[EXERCISE DESCRIPTION] Using the listing below, copy every line that mentions "State".

[STORED ROWS]
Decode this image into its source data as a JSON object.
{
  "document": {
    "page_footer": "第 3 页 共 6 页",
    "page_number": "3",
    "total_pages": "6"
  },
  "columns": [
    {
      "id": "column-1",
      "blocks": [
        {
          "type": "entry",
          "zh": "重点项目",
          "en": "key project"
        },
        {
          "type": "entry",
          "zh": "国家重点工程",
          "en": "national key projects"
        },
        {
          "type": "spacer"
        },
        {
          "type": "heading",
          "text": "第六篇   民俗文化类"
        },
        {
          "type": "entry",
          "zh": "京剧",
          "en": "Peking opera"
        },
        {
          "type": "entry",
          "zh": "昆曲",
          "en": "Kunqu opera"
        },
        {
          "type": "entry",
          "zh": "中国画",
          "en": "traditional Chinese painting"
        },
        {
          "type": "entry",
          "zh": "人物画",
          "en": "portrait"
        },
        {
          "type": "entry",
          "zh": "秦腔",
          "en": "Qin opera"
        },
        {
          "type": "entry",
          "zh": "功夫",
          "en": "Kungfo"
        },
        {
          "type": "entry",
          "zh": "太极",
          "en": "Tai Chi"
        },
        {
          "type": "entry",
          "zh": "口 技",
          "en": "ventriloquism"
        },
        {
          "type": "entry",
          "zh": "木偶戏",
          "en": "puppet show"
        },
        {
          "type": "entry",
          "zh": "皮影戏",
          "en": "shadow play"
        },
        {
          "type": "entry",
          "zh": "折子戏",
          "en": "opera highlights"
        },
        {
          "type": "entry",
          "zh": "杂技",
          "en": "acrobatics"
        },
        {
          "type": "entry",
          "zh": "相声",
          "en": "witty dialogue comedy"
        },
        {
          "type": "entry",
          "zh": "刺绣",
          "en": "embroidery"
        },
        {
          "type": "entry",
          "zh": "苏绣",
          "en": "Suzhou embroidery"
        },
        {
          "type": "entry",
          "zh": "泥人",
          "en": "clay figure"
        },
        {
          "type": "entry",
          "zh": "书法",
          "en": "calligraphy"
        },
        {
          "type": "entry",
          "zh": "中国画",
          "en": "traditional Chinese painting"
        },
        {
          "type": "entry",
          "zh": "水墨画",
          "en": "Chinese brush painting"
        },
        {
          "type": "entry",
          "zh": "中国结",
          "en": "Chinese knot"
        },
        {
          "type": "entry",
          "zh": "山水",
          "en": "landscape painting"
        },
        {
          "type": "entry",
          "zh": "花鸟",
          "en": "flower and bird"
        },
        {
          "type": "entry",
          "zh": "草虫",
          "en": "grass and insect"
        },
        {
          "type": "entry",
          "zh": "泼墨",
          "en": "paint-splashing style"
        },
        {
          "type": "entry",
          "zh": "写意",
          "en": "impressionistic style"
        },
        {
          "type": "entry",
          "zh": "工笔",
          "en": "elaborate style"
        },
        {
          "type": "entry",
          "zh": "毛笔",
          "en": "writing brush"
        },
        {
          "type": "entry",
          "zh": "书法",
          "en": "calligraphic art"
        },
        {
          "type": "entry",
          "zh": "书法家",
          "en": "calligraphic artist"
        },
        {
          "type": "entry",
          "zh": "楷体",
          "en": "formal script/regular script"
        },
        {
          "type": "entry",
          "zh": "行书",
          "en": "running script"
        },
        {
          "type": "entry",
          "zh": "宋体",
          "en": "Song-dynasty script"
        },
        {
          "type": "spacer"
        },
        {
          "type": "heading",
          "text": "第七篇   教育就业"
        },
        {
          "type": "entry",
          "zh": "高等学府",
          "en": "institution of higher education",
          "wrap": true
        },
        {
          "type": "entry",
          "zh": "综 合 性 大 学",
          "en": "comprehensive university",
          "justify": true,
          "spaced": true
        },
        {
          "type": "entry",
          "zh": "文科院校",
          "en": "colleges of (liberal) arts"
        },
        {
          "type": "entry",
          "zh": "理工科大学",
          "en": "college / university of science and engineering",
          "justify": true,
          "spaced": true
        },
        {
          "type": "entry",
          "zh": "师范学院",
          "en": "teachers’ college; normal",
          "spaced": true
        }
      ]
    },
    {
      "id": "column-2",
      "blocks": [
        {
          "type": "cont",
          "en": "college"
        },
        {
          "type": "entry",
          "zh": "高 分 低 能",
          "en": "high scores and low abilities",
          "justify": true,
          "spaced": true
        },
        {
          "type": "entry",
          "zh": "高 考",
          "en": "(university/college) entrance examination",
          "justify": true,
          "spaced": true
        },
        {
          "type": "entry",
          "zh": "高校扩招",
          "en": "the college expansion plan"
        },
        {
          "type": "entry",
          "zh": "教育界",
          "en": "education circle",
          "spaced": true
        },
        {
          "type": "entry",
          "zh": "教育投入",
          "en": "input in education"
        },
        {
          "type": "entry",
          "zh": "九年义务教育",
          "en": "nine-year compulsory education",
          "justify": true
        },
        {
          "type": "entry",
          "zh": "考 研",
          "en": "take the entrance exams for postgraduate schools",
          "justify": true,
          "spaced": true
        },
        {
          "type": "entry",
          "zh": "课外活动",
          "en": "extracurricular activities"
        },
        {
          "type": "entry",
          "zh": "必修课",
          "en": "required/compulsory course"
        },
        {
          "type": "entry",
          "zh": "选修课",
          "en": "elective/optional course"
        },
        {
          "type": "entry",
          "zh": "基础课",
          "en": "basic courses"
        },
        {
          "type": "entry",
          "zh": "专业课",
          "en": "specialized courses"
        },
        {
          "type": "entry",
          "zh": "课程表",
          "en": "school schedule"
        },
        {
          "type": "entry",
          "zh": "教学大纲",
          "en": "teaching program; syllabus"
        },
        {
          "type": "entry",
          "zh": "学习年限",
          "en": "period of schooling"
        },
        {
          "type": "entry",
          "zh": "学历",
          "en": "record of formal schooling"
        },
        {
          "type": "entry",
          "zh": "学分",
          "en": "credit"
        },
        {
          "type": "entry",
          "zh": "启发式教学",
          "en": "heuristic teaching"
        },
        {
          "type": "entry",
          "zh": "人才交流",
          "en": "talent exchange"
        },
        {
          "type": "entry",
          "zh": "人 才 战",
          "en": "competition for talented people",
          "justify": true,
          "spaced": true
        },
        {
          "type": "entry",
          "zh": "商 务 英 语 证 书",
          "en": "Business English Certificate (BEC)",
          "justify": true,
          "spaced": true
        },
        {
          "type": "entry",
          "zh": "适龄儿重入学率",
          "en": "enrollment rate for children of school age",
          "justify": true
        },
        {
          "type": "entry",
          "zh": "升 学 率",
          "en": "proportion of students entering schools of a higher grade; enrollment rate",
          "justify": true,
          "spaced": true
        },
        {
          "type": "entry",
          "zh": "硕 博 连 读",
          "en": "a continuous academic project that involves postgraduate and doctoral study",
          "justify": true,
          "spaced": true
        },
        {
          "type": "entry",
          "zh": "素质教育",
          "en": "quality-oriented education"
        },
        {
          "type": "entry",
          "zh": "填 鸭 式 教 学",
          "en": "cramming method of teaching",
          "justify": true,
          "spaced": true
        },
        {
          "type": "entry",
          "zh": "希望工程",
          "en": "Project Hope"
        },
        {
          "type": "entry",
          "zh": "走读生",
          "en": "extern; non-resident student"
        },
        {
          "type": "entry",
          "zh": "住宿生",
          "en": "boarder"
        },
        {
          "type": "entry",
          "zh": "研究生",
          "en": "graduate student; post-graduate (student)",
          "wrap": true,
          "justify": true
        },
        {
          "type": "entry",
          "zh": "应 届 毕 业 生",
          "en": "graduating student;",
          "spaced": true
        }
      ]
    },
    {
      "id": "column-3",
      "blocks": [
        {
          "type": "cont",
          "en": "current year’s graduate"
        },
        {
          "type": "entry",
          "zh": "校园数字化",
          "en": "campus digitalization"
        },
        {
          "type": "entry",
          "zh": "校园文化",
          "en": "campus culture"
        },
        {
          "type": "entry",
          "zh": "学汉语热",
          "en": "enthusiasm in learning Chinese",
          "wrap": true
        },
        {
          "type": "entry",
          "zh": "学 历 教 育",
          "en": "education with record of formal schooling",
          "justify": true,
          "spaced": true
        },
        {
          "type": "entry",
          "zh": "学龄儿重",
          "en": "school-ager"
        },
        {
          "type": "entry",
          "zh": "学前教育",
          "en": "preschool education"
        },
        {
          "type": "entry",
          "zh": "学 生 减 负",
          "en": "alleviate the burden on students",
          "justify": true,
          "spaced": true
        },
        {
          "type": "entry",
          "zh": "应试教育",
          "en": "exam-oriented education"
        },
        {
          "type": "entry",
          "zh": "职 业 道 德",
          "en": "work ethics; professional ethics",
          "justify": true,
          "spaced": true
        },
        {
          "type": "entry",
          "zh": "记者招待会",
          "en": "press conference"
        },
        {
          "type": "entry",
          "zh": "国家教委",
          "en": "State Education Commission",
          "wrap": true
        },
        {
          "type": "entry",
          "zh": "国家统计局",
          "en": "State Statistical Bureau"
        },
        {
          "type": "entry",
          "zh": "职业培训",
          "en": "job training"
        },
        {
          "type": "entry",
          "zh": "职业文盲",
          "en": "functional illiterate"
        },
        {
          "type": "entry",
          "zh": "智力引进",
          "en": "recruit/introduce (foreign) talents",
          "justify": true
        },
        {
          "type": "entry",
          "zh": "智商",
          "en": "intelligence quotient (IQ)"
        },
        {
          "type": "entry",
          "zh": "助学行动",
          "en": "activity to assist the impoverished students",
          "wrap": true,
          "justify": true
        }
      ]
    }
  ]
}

[COMPLETE ANSWER]
          "en": "State Education Commission",
          "en": "State Statistical Bureau"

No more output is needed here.